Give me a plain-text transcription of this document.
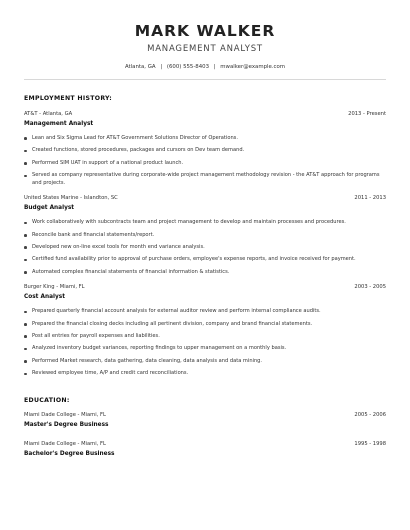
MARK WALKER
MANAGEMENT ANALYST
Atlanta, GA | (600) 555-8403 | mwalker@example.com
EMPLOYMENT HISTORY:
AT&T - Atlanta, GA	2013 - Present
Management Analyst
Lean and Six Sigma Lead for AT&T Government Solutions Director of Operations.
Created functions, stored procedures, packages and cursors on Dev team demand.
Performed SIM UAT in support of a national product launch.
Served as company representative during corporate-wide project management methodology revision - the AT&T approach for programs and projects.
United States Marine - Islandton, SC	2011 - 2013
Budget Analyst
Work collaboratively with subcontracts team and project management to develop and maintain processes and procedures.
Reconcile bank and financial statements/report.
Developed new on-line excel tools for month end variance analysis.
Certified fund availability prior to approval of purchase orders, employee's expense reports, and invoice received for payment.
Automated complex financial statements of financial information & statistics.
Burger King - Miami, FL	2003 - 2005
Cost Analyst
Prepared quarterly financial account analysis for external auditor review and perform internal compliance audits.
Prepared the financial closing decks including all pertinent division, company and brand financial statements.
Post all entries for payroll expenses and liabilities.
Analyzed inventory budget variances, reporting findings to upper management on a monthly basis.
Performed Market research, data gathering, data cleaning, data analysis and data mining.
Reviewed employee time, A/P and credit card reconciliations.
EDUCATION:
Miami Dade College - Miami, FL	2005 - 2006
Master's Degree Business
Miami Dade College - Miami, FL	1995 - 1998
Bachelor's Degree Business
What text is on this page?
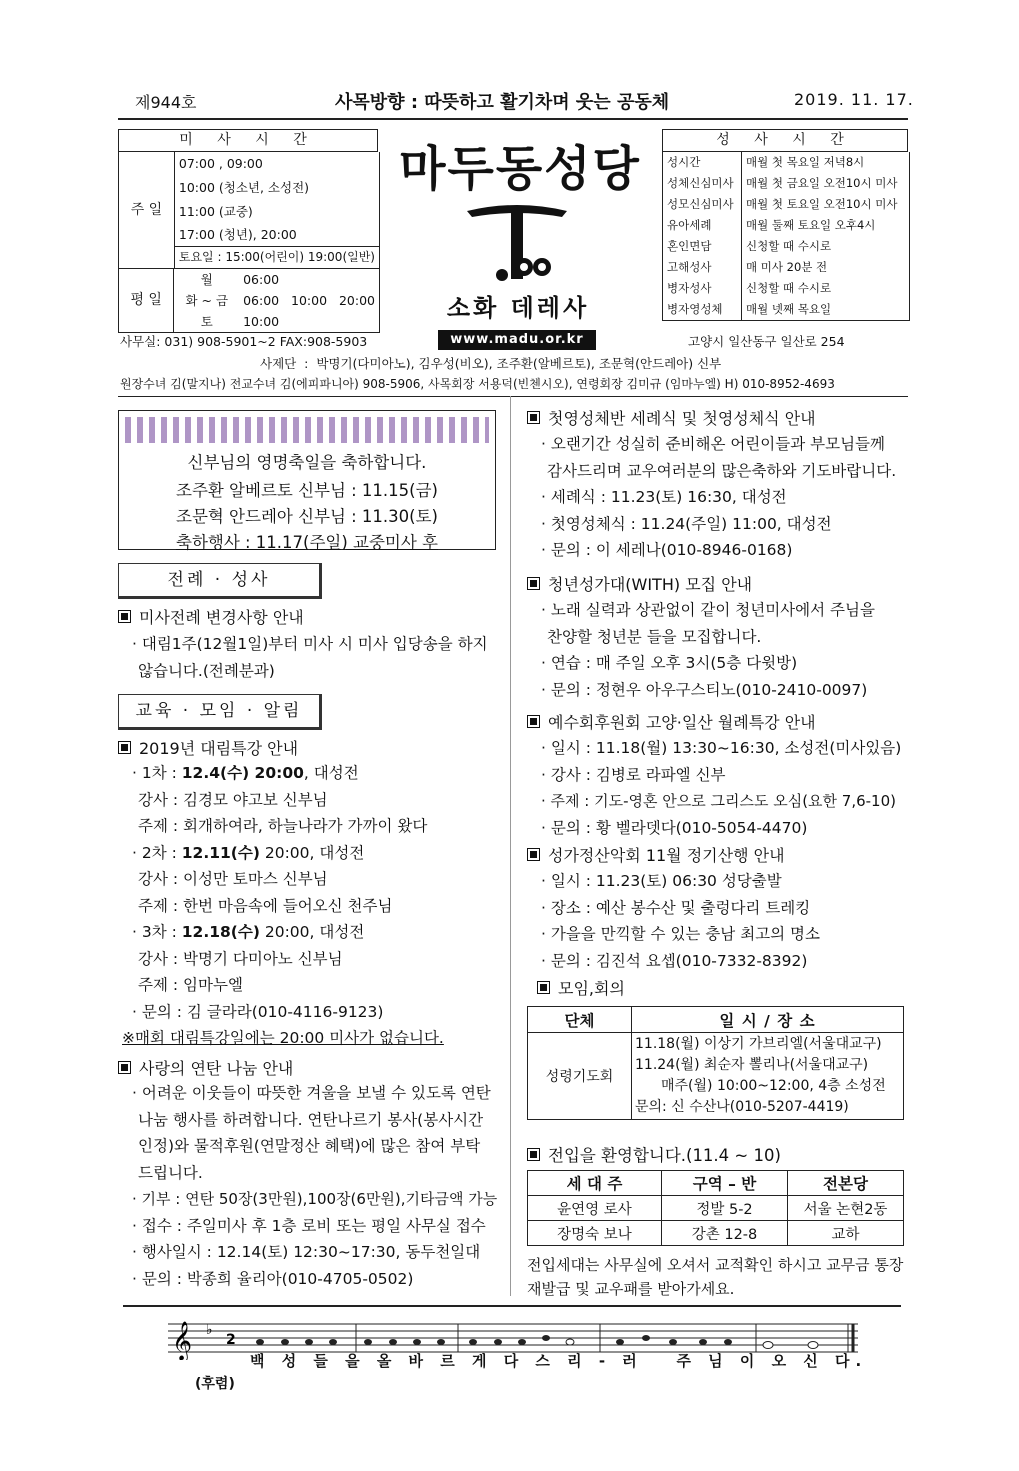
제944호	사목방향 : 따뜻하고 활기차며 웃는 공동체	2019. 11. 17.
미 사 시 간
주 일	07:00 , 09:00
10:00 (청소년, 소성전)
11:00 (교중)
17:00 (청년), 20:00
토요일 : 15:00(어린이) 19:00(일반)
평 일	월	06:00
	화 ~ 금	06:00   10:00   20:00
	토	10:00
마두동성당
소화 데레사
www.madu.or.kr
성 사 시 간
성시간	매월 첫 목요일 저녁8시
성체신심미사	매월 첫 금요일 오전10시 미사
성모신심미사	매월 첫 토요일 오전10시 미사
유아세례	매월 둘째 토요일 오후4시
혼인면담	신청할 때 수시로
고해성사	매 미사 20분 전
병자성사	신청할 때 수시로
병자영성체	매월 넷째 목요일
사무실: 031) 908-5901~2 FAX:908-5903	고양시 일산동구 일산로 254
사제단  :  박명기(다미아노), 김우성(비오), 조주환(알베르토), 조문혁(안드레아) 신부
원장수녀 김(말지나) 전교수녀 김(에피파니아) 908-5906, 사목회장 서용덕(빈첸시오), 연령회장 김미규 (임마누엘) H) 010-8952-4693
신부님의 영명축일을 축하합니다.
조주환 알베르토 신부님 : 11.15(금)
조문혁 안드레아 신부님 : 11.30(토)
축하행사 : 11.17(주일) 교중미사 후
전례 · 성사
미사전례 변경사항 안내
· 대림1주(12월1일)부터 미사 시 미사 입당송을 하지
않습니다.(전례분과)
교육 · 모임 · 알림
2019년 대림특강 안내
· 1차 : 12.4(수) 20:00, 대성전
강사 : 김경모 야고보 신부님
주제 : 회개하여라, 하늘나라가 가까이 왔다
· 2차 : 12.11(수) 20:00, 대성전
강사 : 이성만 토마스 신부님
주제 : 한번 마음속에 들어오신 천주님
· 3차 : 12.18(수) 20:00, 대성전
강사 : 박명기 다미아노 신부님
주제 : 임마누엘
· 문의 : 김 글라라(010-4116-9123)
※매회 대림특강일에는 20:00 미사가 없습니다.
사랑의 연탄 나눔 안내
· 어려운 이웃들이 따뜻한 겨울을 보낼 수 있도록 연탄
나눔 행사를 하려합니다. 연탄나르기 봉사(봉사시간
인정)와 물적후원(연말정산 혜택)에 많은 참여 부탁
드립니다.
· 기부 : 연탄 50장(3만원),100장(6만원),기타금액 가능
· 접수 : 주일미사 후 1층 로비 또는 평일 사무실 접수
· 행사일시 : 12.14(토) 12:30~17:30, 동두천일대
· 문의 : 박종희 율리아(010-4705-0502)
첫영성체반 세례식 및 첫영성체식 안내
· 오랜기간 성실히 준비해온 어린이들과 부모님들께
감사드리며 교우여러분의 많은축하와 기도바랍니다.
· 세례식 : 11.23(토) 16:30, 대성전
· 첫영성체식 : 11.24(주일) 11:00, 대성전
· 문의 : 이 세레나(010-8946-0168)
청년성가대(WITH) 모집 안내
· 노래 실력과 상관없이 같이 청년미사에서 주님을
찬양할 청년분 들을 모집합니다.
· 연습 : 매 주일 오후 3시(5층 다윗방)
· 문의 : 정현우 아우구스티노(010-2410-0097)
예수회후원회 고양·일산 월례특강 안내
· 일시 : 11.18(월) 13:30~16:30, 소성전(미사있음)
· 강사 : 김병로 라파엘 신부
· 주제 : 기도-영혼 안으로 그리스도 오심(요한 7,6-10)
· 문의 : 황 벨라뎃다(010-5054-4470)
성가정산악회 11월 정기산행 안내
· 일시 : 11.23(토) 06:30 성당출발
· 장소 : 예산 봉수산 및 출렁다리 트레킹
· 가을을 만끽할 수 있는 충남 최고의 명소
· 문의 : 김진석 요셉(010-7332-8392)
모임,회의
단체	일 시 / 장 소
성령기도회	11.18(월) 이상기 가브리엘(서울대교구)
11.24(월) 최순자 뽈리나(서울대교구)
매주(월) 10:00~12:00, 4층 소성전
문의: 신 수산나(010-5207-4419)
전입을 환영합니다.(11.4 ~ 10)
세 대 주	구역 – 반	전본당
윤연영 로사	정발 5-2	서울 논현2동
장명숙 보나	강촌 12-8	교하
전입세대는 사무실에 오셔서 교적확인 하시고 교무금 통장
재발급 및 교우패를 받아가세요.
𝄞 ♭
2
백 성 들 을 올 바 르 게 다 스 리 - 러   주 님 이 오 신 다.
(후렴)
_ _ _ _ _
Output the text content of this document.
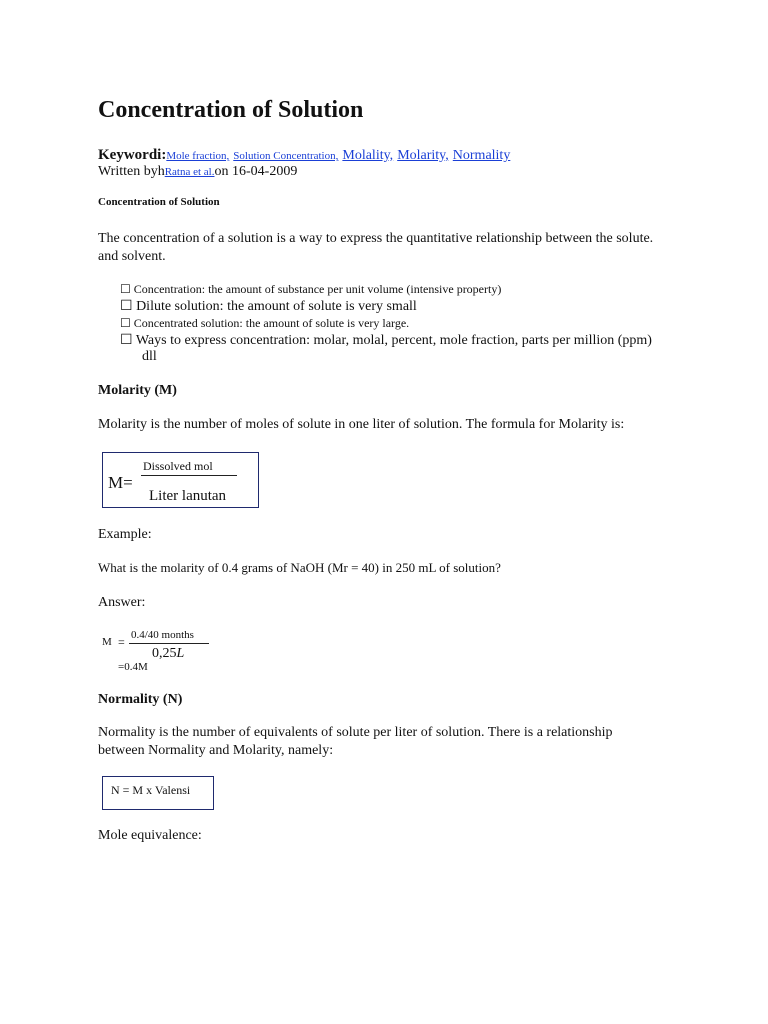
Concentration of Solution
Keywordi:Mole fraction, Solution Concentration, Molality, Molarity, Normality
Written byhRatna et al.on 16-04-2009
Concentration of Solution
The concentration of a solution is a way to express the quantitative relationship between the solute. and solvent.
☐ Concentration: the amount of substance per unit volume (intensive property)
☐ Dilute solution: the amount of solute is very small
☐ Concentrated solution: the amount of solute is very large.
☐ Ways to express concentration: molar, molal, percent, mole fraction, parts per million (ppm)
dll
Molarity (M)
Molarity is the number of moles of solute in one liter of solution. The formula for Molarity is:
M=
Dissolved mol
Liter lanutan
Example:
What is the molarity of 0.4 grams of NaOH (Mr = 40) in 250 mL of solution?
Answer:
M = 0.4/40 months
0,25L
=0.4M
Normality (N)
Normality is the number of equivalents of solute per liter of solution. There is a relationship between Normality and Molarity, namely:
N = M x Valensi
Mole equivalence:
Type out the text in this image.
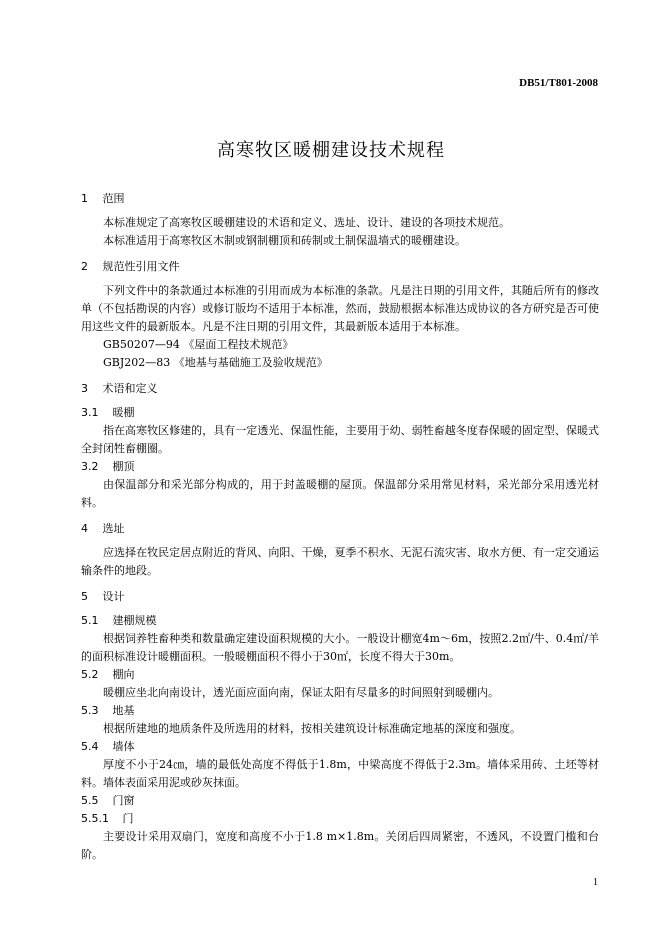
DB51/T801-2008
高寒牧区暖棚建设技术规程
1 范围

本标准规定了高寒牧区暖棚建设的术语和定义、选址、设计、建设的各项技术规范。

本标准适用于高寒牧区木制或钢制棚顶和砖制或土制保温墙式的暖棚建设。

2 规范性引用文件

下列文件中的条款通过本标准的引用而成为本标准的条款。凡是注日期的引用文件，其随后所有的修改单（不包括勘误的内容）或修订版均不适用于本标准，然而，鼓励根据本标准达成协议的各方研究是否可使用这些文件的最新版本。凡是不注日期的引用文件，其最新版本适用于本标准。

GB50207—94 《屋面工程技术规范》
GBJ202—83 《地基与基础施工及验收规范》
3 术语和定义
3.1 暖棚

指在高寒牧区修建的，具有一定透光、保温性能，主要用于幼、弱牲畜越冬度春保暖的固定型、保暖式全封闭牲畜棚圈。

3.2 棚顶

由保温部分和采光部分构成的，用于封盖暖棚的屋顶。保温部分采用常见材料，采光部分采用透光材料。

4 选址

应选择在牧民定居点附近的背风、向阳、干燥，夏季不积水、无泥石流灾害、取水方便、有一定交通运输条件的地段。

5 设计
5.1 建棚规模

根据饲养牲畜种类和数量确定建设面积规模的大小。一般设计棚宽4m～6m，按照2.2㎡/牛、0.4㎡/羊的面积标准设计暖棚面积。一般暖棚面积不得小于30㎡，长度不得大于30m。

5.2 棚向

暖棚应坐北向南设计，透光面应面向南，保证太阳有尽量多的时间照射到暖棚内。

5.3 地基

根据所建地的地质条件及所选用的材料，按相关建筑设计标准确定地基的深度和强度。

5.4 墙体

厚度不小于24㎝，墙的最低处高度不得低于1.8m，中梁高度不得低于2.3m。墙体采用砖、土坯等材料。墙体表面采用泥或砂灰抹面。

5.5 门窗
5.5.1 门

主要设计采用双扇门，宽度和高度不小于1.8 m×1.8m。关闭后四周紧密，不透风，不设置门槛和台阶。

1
_ _ _ _ _
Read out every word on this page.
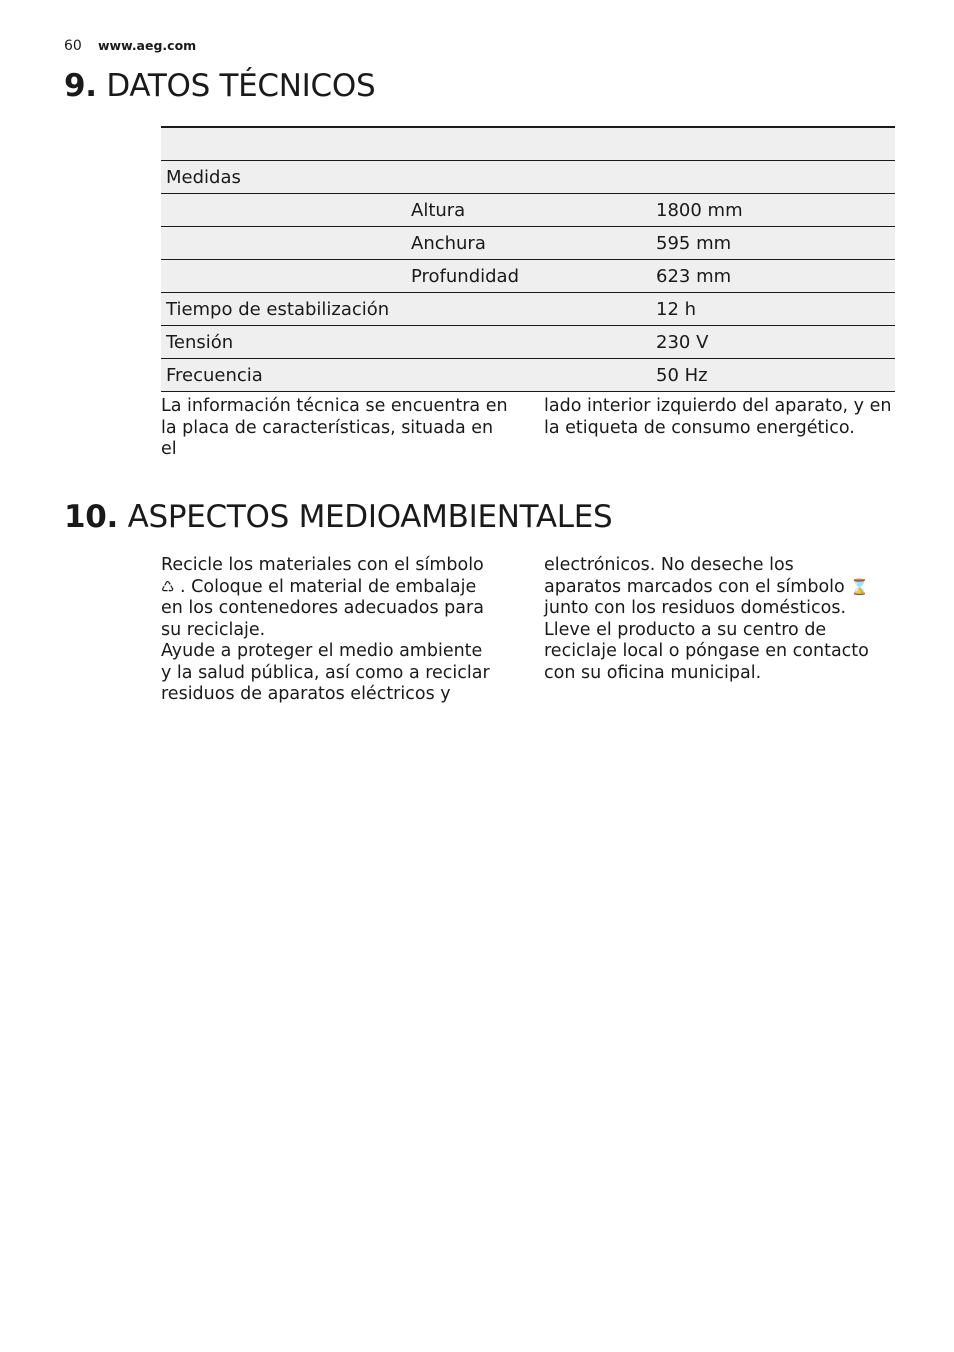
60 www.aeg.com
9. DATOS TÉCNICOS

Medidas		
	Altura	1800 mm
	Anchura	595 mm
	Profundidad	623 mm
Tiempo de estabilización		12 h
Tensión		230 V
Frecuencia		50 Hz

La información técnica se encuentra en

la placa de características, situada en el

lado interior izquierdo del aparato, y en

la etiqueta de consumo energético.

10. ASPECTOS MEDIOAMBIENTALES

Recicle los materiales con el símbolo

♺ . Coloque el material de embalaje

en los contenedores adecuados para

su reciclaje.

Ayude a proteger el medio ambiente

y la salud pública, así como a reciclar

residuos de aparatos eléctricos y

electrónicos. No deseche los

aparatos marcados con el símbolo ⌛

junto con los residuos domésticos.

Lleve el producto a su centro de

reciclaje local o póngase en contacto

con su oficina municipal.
_ _ _ _ _
- Task description:
Say how many lines in the records hold "express", with the number as the whole reply.

- Reply:
2